Your task is to extract every entry that follows word for word while excluding the pictures.

◆ Stored rows
━━━

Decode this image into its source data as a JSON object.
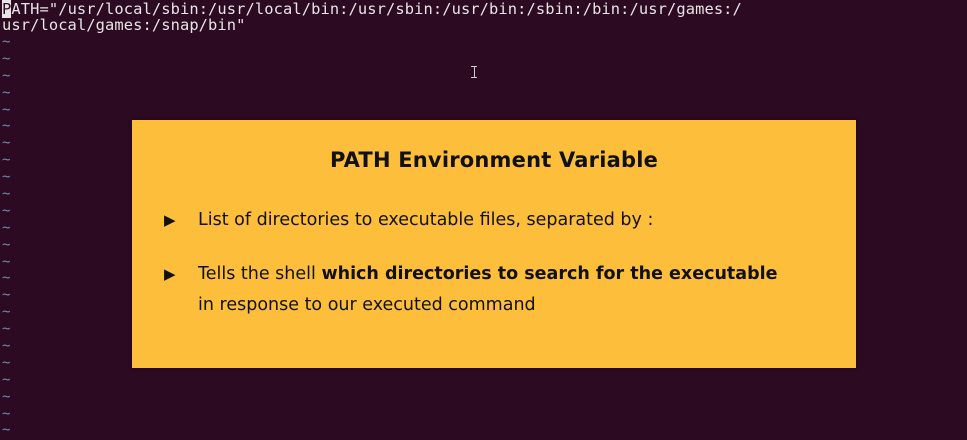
{
  "terminal": {
    "line1_cursor_char": "P",
    "line1_rest": "ATH=\"/usr/local/sbin:/usr/local/bin:/usr/sbin:/usr/bin:/sbin:/bin:/usr/games:/",
    "line2": "usr/local/games:/snap/bin\"",
    "tilde": "~",
    "colors": {
      "background": "#2c0a22",
      "text": "#e8e4e6",
      "tilde": "#6f8ca8"
    }
  },
  "overlay": {
    "title": "PATH  Environment Variable",
    "bullet_symbol": "▶",
    "bullet1": "List of directories to executable files, separated by :",
    "bullet2_prefix": "Tells the shell ",
    "bullet2_bold": "which directories to search for the executable",
    "bullet2_line2": "in response to our executed command",
    "colors": {
      "background": "#fdbe3b",
      "text": "#111111"
    }
  }
}
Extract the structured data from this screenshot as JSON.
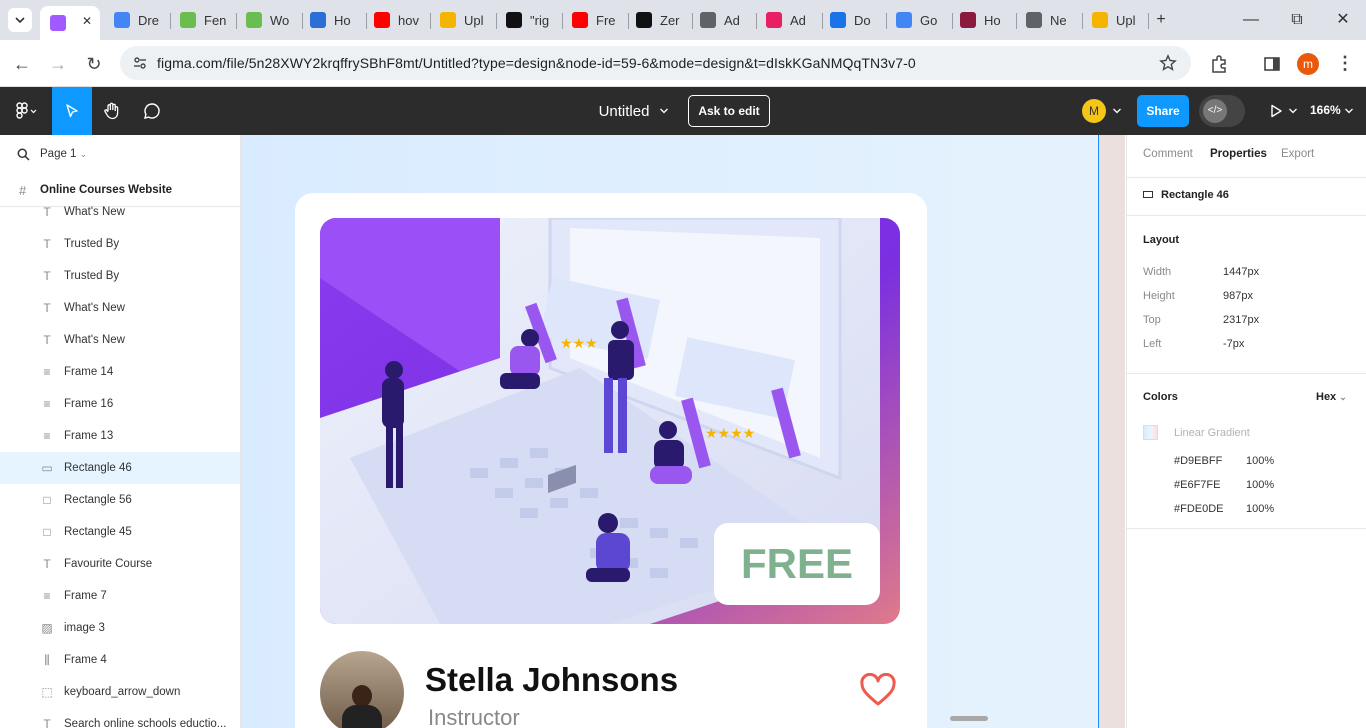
{
  "browser": {
    "tabs": [
      {
        "title": "",
        "color": "#a259ff",
        "active": true
      },
      {
        "title": "Dre",
        "color": "#4285f4"
      },
      {
        "title": "Fen",
        "color": "#6abe4f"
      },
      {
        "title": "Wo",
        "color": "#6abe4f"
      },
      {
        "title": "Ho",
        "color": "#2b6fd6"
      },
      {
        "title": "hov",
        "color": "#ff0000"
      },
      {
        "title": "Upl",
        "color": "#f4b400"
      },
      {
        "title": "\"rig",
        "color": "#111111"
      },
      {
        "title": "Fre",
        "color": "#ff0000"
      },
      {
        "title": "Zer",
        "color": "#111111"
      },
      {
        "title": "Ad",
        "color": "#5f6368"
      },
      {
        "title": "Ad",
        "color": "#e91e63"
      },
      {
        "title": "Do",
        "color": "#1a73e8"
      },
      {
        "title": "Go",
        "color": "#4285f4"
      },
      {
        "title": "Ho",
        "color": "#8b1a3c"
      },
      {
        "title": "Ne",
        "color": "#5f6368"
      },
      {
        "title": "Upl",
        "color": "#f4b400"
      }
    ],
    "url": "figma.com/file/5n28XWY2krqffrySBhF8mt/Untitled?type=design&node-id=59-6&mode=design&t=dIskKGaNMQqTN3v7-0",
    "profile_initial": "m"
  },
  "figma": {
    "file_title": "Untitled",
    "ask_to_edit": "Ask to edit",
    "avatar_initial": "M",
    "share_label": "Share",
    "zoom": "166%"
  },
  "left_panel": {
    "page_name": "Page 1",
    "frame_name": "Online Courses Website",
    "layers": [
      {
        "icon": "T",
        "name": "What's New"
      },
      {
        "icon": "T",
        "name": "Trusted By"
      },
      {
        "icon": "T",
        "name": "Trusted By"
      },
      {
        "icon": "T",
        "name": "What's New"
      },
      {
        "icon": "T",
        "name": "What's New"
      },
      {
        "icon": "≡",
        "name": "Frame 14"
      },
      {
        "icon": "≡",
        "name": "Frame 16"
      },
      {
        "icon": "≡",
        "name": "Frame 13"
      },
      {
        "icon": "▭",
        "name": "Rectangle 46",
        "selected": true
      },
      {
        "icon": "□",
        "name": "Rectangle 56"
      },
      {
        "icon": "□",
        "name": "Rectangle 45"
      },
      {
        "icon": "T",
        "name": "Favourite Course"
      },
      {
        "icon": "≡",
        "name": "Frame 7"
      },
      {
        "icon": "▨",
        "name": "image 3"
      },
      {
        "icon": "⫼",
        "name": "Frame 4"
      },
      {
        "icon": "⬚",
        "name": "keyboard_arrow_down"
      },
      {
        "icon": "T",
        "name": "Search online schools eductio..."
      }
    ]
  },
  "canvas": {
    "badge_text": "FREE",
    "instructor_name": "Stella Johnsons",
    "instructor_role": "Instructor"
  },
  "right_panel": {
    "tabs": [
      "Comment",
      "Properties",
      "Export"
    ],
    "active_tab": "Properties",
    "selection_name": "Rectangle 46",
    "layout_title": "Layout",
    "layout": [
      {
        "label": "Width",
        "value": "1447px"
      },
      {
        "label": "Height",
        "value": "987px"
      },
      {
        "label": "Top",
        "value": "2317px"
      },
      {
        "label": "Left",
        "value": "-7px"
      }
    ],
    "colors_title": "Colors",
    "color_format": "Hex",
    "gradient_label": "Linear Gradient",
    "stops": [
      {
        "hex": "#D9EBFF",
        "opacity": "100%"
      },
      {
        "hex": "#E6F7FE",
        "opacity": "100%"
      },
      {
        "hex": "#FDE0DE",
        "opacity": "100%"
      }
    ]
  }
}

━━━

◆ Expected output
Decode this image into its source data as a JSON object.
{
  "terminal": {
    "line1_cursor_char": "P",
    "line1_rest": "ATH=\"/usr/local/sbin:/usr/local/bin:/usr/sbin:/usr/bin:/sbin:/bin:/usr/games:/",
    "line2": "usr/local/games:/snap/bin\"",
    "tilde": "~",
    "colors": {
      "background": "#2c0a22",
      "text": "#e8e4e6",
      "tilde": "#6f8ca8"
    }
  },
  "overlay": {
    "title": "PATH  Environment Variable",
    "bullet_symbol": "▶",
    "bullet1": "List of directories to executable files, separated by :",
    "bullet2_prefix": "Tells the shell ",
    "bullet2_bold": "which directories to search for the executable",
    "bullet2_line2": "in response to our executed command",
    "colors": {
      "background": "#fdbe3b",
      "text": "#111111"
    }
  }
}
Extract the structured data from this screenshot as JSON.
{
  "browser": {
    "tabs": [
      {
        "title": "",
        "color": "#a259ff",
        "active": true
      },
      {
        "title": "Dre",
        "color": "#4285f4"
      },
      {
        "title": "Fen",
        "color": "#6abe4f"
      },
      {
        "title": "Wo",
        "color": "#6abe4f"
      },
      {
        "title": "Ho",
        "color": "#2b6fd6"
      },
      {
        "title": "hov",
        "color": "#ff0000"
      },
      {
        "title": "Upl",
        "color": "#f4b400"
      },
      {
        "title": "\"rig",
        "color": "#111111"
      },
      {
        "title": "Fre",
        "color": "#ff0000"
      },
      {
        "title": "Zer",
        "color": "#111111"
      },
      {
        "title": "Ad",
        "color": "#5f6368"
      },
      {
        "title": "Ad",
        "color": "#e91e63"
      },
      {
        "title": "Do",
        "color": "#1a73e8"
      },
      {
        "title": "Go",
        "color": "#4285f4"
      },
      {
        "title": "Ho",
        "color": "#8b1a3c"
      },
      {
        "title": "Ne",
        "color": "#5f6368"
      },
      {
        "title": "Upl",
        "color": "#f4b400"
      }
    ],
    "url": "figma.com/file/5n28XWY2krqffrySBhF8mt/Untitled?type=design&node-id=59-6&mode=design&t=dIskKGaNMQqTN3v7-0",
    "profile_initial": "m"
  },
  "figma": {
    "file_title": "Untitled",
    "ask_to_edit": "Ask to edit",
    "avatar_initial": "M",
    "share_label": "Share",
    "zoom": "166%"
  },
  "left_panel": {
    "page_name": "Page 1",
    "frame_name": "Online Courses Website",
    "layers": [
      {
        "icon": "T",
        "name": "What's New"
      },
      {
        "icon": "T",
        "name": "Trusted By"
      },
      {
        "icon": "T",
        "name": "Trusted By"
      },
      {
        "icon": "T",
        "name": "What's New"
      },
      {
        "icon": "T",
        "name": "What's New"
      },
      {
        "icon": "≡",
        "name": "Frame 14"
      },
      {
        "icon": "≡",
        "name": "Frame 16"
      },
      {
        "icon": "≡",
        "name": "Frame 13"
      },
      {
        "icon": "▭",
        "name": "Rectangle 46",
        "selected": true
      },
      {
        "icon": "□",
        "name": "Rectangle 56"
      },
      {
        "icon": "□",
        "name": "Rectangle 45"
      },
      {
        "icon": "T",
        "name": "Favourite Course"
      },
      {
        "icon": "≡",
        "name": "Frame 7"
      },
      {
        "icon": "▨",
        "name": "image 3"
      },
      {
        "icon": "⫼",
        "name": "Frame 4"
      },
      {
        "icon": "⬚",
        "name": "keyboard_arrow_down"
      },
      {
        "icon": "T",
        "name": "Search online schools eductio..."
      }
    ]
  },
  "canvas": {
    "badge_text": "FREE",
    "instructor_name": "Stella Johnsons",
    "instructor_role": "Instructor"
  },
  "right_panel": {
    "tabs": [
      "Comment",
      "Properties",
      "Export"
    ],
    "active_tab": "Properties",
    "selection_name": "Rectangle 46",
    "layout_title": "Layout",
    "layout": [
      {
        "label": "Width",
        "value": "1447px"
      },
      {
        "label": "Height",
        "value": "987px"
      },
      {
        "label": "Top",
        "value": "2317px"
      },
      {
        "label": "Left",
        "value": "-7px"
      }
    ],
    "colors_title": "Colors",
    "color_format": "Hex",
    "gradient_label": "Linear Gradient",
    "stops": [
      {
        "hex": "#D9EBFF",
        "opacity": "100%"
      },
      {
        "hex": "#E6F7FE",
        "opacity": "100%"
      },
      {
        "hex": "#FDE0DE",
        "opacity": "100%"
      }
    ]
  }
}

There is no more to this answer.